#### [Set task]
Quote the listing in full, exactly as given, minus any pictures.

┄┄┄┄┄┄┄┄┄┄┄┄┄┄┄┄┄┄┄┄

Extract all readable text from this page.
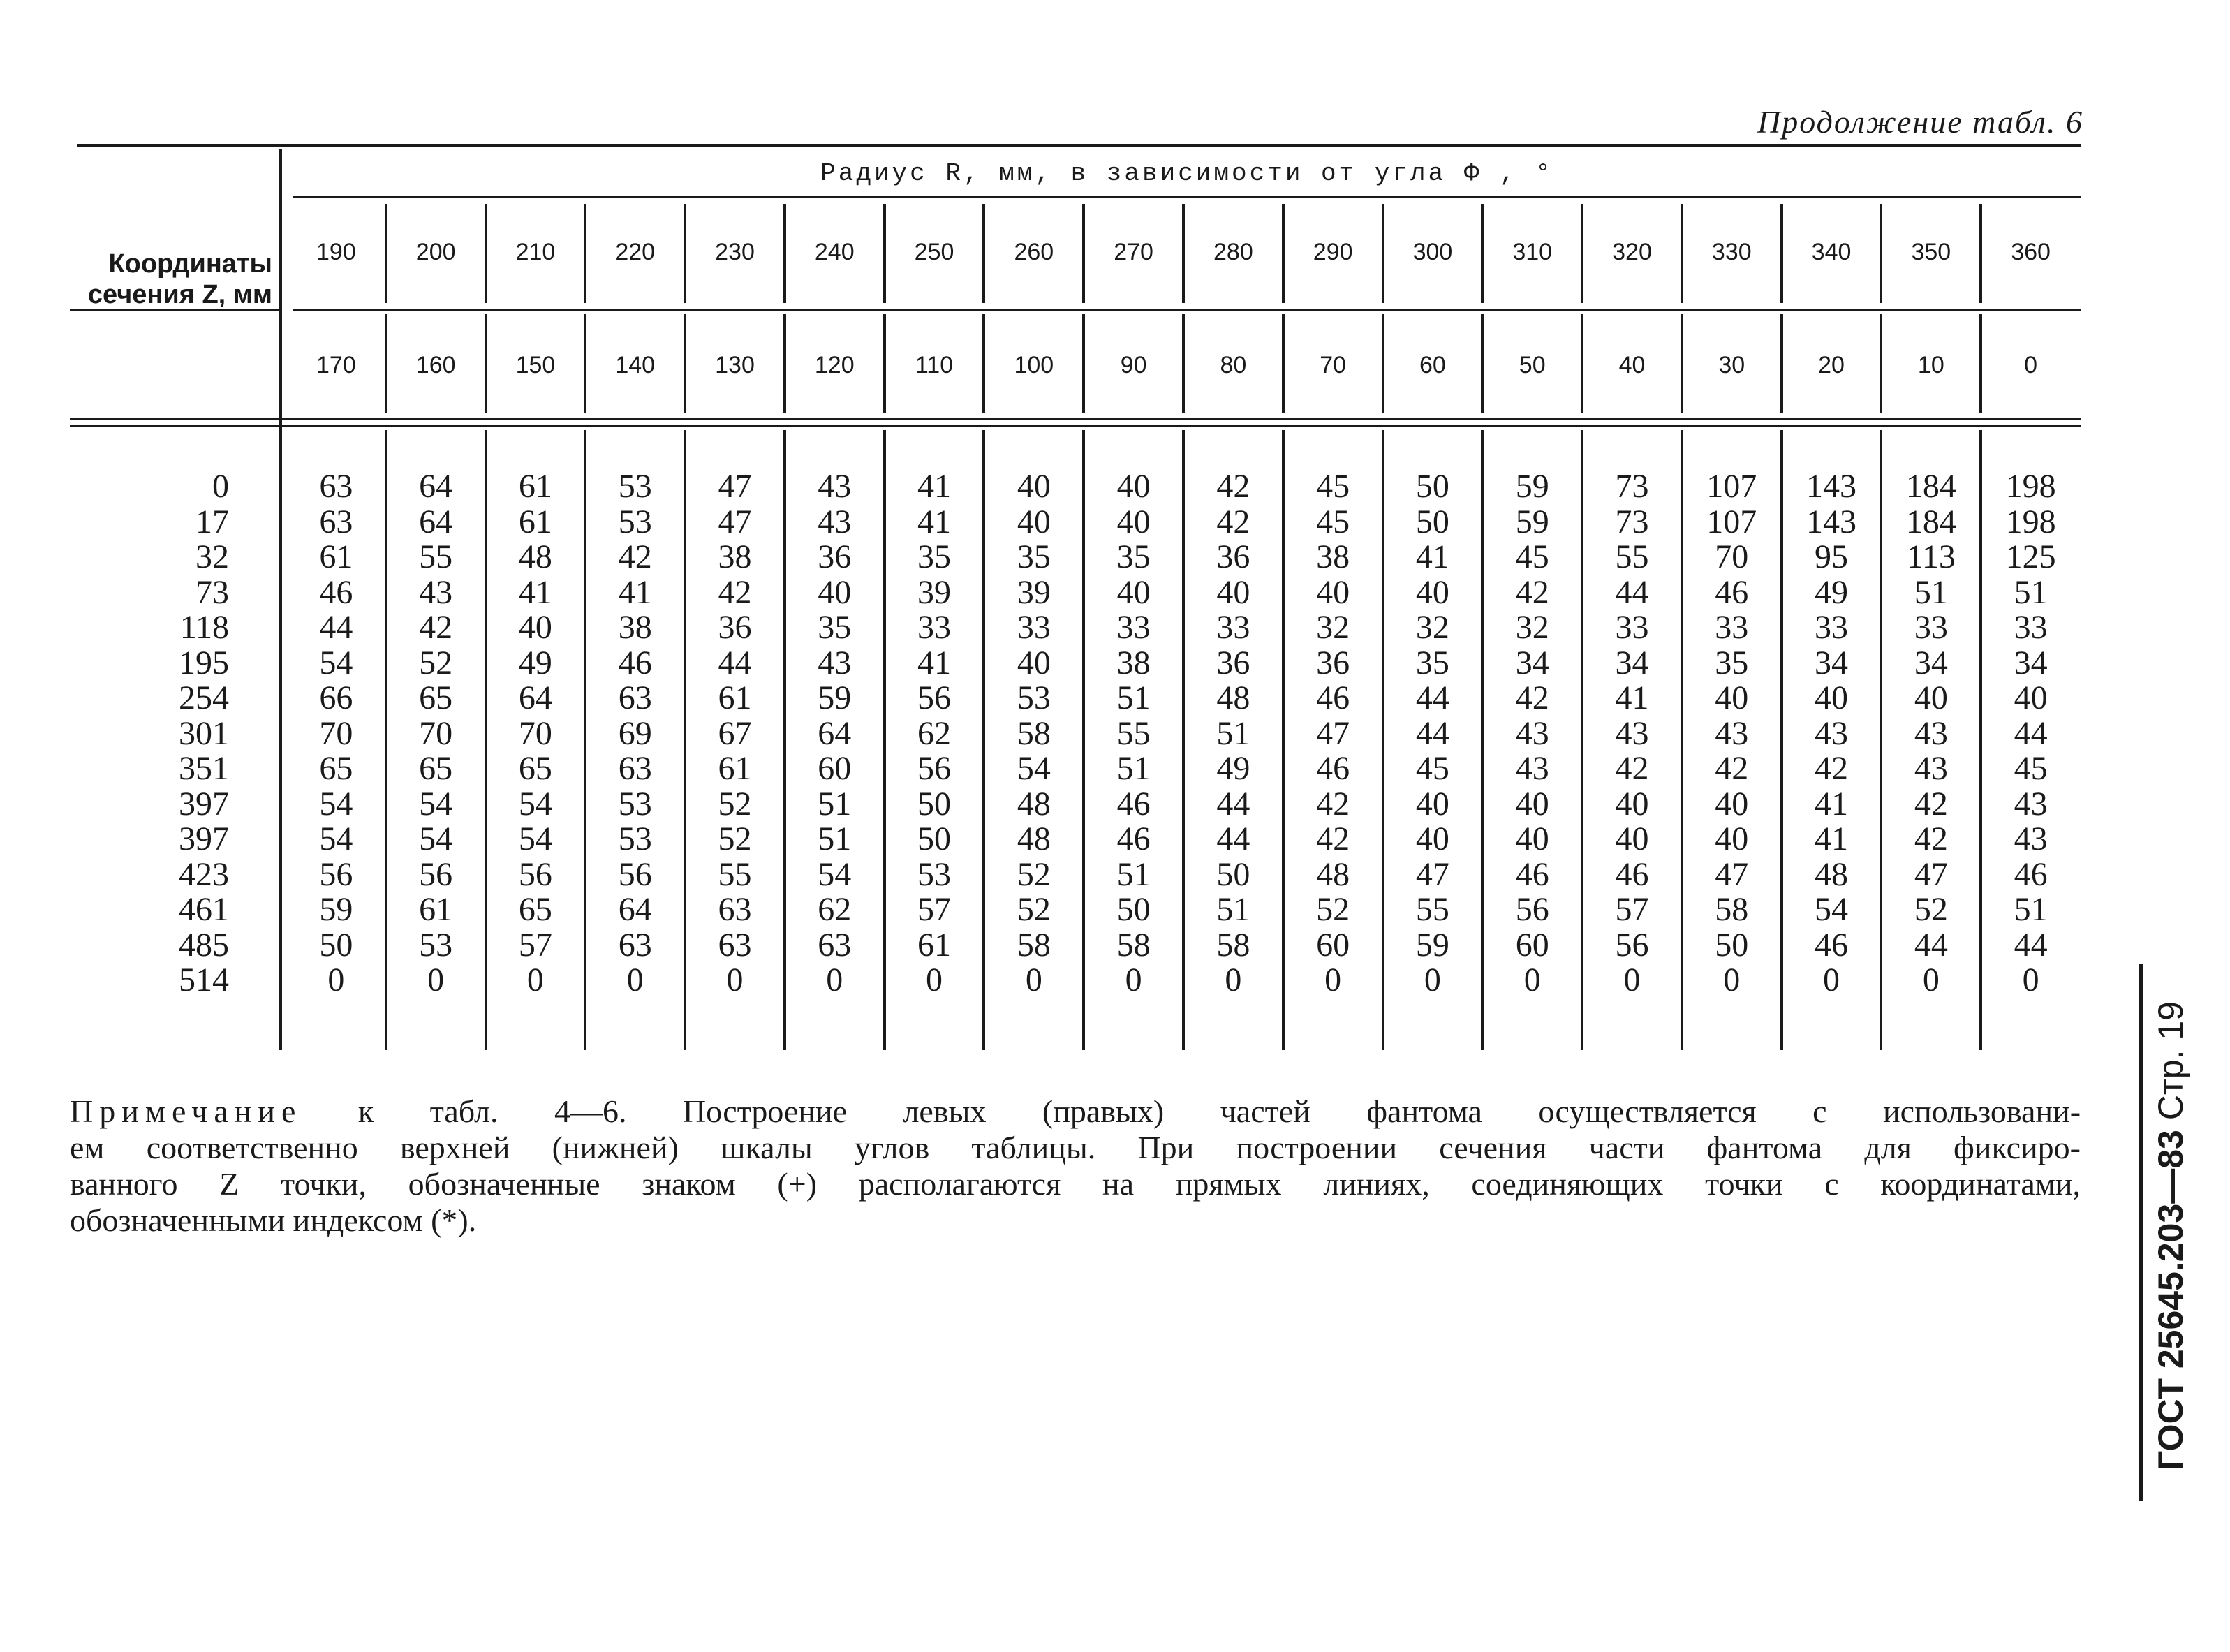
Продолжение табл. 6
Радиус R, мм, в зависимости от угла Φ , °
Координаты
сечения Z, мм
0
17
32
73
118
195
254
301
351
397
397
423
461
485
514
190
170
200
160
210
150
220
140
230
130
240
120
250
110
260
100
270
90
280
80
290
70
300
60
310
50
320
40
330
30
340
20
350
10
360
0
63
63
61
46
44
54
66
70
65
54
54
56
59
50
0
64
64
55
43
42
52
65
70
65
54
54
56
61
53
0
61
61
48
41
40
49
64
70
65
54
54
56
65
57
0
53
53
42
41
38
46
63
69
63
53
53
56
64
63
0
47
47
38
42
36
44
61
67
61
52
52
55
63
63
0
43
43
36
40
35
43
59
64
60
51
51
54
62
63
0
41
41
35
39
33
41
56
62
56
50
50
53
57
61
0
40
40
35
39
33
40
53
58
54
48
48
52
52
58
0
40
40
35
40
33
38
51
55
51
46
46
51
50
58
0
42
42
36
40
33
36
48
51
49
44
44
50
51
58
0
45
45
38
40
32
36
46
47
46
42
42
48
52
60
0
50
50
41
40
32
35
44
44
45
40
40
47
55
59
0
59
59
45
42
32
34
42
43
43
40
40
46
56
60
0
73
73
55
44
33
34
41
43
42
40
40
46
57
56
0
107
107
70
46
33
35
40
43
42
40
40
47
58
50
0
143
143
95
49
33
34
40
43
42
41
41
48
54
46
0
184
184
113
51
33
34
40
43
43
42
42
47
52
44
0
198
198
125
51
33
34
40
44
45
43
43
46
51
44
0
Примечание к табл. 4—6. Построение левых (правых) частей фантома осуществляется с использовани-
ем соответственно верхней (нижней) шкалы углов таблицы. При построении сечения части фантома для фиксиро-
ванного Z точки, обозначенные знаком (+) располагаются на прямых линиях, соединяющих точки с координатами,
обозначенными индексом (*).	ГОСТ 25645.203—83 Стр. 19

┄┄┄┄┄┄┄┄┄┄┄┄┄┄┄┄┄┄┄┄

#### [Expected answer]
Extract all readable text from this page.
Продолжение табл. 6
Радиус R, мм, в зависимости от угла Φ , °
Координаты
сечения Z, мм
0
17
32
73
118
195
254
301
351
397
397
423
461
485
514
190
170
200
160
210
150
220
140
230
130
240
120
250
110
260
100
270
90
280
80
290
70
300
60
310
50
320
40
330
30
340
20
350
10
360
0
63
63
61
46
44
54
66
70
65
54
54
56
59
50
0
64
64
55
43
42
52
65
70
65
54
54
56
61
53
0
61
61
48
41
40
49
64
70
65
54
54
56
65
57
0
53
53
42
41
38
46
63
69
63
53
53
56
64
63
0
47
47
38
42
36
44
61
67
61
52
52
55
63
63
0
43
43
36
40
35
43
59
64
60
51
51
54
62
63
0
41
41
35
39
33
41
56
62
56
50
50
53
57
61
0
40
40
35
39
33
40
53
58
54
48
48
52
52
58
0
40
40
35
40
33
38
51
55
51
46
46
51
50
58
0
42
42
36
40
33
36
48
51
49
44
44
50
51
58
0
45
45
38
40
32
36
46
47
46
42
42
48
52
60
0
50
50
41
40
32
35
44
44
45
40
40
47
55
59
0
59
59
45
42
32
34
42
43
43
40
40
46
56
60
0
73
73
55
44
33
34
41
43
42
40
40
46
57
56
0
107
107
70
46
33
35
40
43
42
40
40
47
58
50
0
143
143
95
49
33
34
40
43
42
41
41
48
54
46
0
184
184
113
51
33
34
40
43
43
42
42
47
52
44
0
198
198
125
51
33
34
40
44
45
43
43
46
51
44
0
Примечание к табл. 4—6. Построение левых (правых) частей фантома осуществляется с использовани-
ем соответственно верхней (нижней) шкалы углов таблицы. При построении сечения части фантома для фиксиро-
ванного Z точки, обозначенные знаком (+) располагаются на прямых линиях, соединяющих точки с координатами,
обозначенными индексом (*).	ГОСТ 25645.203—83 Стр. 19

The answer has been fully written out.